DIRECTIVE: In this exercise, reproduce all the entries that follow exactly.

Rows from a figure dataset:
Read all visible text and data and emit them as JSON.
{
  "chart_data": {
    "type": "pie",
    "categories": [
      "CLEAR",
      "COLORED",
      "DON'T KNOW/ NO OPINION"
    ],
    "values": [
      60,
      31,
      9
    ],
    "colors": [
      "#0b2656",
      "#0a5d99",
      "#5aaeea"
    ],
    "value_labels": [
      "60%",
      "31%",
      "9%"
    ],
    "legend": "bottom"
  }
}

OUTPUT BELOW:
Read all visible text and data and emit them as JSON.
{
  "chart_data": {
    "type": "pie",
    "categories": [
      "CLEAR",
      "COLORED",
      "DON'T KNOW/ NO OPINION"
    ],
    "values": [
      60,
      31,
      9
    ],
    "colors": [
      "#0b2656",
      "#0a5d99",
      "#5aaeea"
    ],
    "value_labels": [
      "60%",
      "31%",
      "9%"
    ],
    "legend": "bottom"
  }
}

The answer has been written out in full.